Set task a: In the post about Denver's MLK Day Marade, what name have disenchanted members of the community given the event?

# start of Selected text

Tuesday, January 22

Denver's MLK Day Marade Really a Charade

Yesterday the annual “celebration” of Martin Luther King’s life took place here in Denver, CO. Denver has the largest “celebration” every year calling it a “Marade” which indicates it’s a march and parade combined.
The event draws thousands of community members every year who are given placards and posters with MLK’s image and words on them. Of course the phrase “I have a dream” is prevalent on both the professionally made materials and the personally created ones.
For the past few years there’s been an increasing number of the Denver metropolitan area’s community that has grown disenchanted with the Marade. The name has been changed to “the charade”.
Marade organizers were recently interviewed in the business section of the Denver Post about the group of citizens that have spoken out about the Marade’s corporate sponsorship. The sponsors include State Farm Insurance and the Denver Department of Safety (Denver Police Department and Denver Fire Department).
The organizer spokesperson stated they felt the group challenging the corporate sponsorship was being “divisive” and unrealistic. The Marade couldn’t carry on being as large and successful without corporate sponsorship he said. The ending paragraph of the article quoted the spokesperson saying if Marade organizers could do without the sponsorship, “believe me we would”.
So, the Marade went on as planned with the corporate sponsors having a high profile from the park where it began to the civic center where it ended. Music, speeches and dignitaries were all part of the “celebration”. Both major newspapers in Denver had front page headlines and photos of the Marade. The stories were a series of quotes from local black citizens, liberals and progressives and politicians. They spoke about the frigid weather conditions and touched upon the failure of the American society to achieve the many facets of Martin’s “dream”.
The newspapers failed to mention the small group of “divisive” citizens who felt the Marade failed to honor Dr. King’s legacy by accepting sponsors that have a long history of failing the communities of color. The small group challenged the Marade organizers to speak out against the illegal wars in Iraq and Afghanistan. They challenged the organizers to make the connection of faltering social programs to the billions spent on the wars. They challenged the organizers to speak out about the incarceration rates of young black and Hispanic males. They challenged the organizers to demand better educational and occupational opportunities for marginalized communities. They challenged the organizers to quit celebrating a “dream” that has continued just that, a dream. Meanwhile the nightmare of poverty and racism continues in this country and this nation.

# end of Selected text
# start of Information shown

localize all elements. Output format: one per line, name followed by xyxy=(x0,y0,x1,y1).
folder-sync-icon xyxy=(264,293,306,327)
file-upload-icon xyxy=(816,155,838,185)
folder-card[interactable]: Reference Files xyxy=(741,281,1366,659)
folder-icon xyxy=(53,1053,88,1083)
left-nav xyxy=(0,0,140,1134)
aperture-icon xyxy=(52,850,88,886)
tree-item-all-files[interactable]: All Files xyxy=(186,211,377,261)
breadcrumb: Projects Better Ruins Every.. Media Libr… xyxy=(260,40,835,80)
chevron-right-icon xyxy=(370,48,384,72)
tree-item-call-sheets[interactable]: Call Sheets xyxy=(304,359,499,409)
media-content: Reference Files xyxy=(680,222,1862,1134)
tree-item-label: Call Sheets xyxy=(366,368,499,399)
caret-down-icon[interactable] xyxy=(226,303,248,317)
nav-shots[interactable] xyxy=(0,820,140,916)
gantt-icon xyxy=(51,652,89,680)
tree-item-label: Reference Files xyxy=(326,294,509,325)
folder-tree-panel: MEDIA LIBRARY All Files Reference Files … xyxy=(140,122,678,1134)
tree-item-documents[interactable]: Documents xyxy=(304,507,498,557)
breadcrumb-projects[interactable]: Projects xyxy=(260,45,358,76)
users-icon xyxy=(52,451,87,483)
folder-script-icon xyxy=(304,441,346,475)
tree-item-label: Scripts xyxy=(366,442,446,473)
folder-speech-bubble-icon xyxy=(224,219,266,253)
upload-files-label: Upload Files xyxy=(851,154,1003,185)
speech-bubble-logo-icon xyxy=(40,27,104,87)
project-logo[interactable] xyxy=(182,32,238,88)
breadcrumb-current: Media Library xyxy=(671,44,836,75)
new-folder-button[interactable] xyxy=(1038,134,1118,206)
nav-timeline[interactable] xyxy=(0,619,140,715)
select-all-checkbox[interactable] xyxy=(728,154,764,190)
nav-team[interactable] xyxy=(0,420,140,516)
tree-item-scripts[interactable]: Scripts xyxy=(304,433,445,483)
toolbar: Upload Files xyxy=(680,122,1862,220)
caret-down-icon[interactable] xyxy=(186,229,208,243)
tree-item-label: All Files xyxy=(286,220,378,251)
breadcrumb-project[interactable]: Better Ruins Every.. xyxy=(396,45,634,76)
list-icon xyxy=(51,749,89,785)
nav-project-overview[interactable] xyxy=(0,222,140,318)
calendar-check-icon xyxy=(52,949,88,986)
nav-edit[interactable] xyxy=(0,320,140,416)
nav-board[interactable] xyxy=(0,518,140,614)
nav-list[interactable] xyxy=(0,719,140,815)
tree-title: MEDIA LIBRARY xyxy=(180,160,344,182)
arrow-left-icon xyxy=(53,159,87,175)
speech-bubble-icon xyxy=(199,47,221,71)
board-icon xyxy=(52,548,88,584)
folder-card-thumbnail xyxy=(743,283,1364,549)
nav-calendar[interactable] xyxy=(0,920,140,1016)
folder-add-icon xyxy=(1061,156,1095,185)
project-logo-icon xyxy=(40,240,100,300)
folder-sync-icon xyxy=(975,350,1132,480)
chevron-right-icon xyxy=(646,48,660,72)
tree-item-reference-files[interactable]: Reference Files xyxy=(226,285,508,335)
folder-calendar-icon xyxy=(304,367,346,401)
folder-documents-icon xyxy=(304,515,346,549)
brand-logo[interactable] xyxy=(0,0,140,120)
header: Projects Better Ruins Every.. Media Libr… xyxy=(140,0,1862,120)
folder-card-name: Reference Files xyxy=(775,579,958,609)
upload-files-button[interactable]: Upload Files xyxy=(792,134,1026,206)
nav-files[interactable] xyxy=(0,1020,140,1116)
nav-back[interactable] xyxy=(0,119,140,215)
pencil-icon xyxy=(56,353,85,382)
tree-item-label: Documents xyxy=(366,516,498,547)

# end of Information shown

Set task b: Reproduce the part of the listing that opens with its first line and closes with the line containing "left-nav xyxy=(0,0,140,1134)", including both of those lines.

Right answer a: The charade

Right answer b:
localize all elements. Output format: one per line, name followed by xyxy=(x0,y0,x1,y1).
folder-sync-icon xyxy=(264,293,306,327)
file-upload-icon xyxy=(816,155,838,185)
folder-card[interactable]: Reference Files xyxy=(741,281,1366,659)
folder-icon xyxy=(53,1053,88,1083)
left-nav xyxy=(0,0,140,1134)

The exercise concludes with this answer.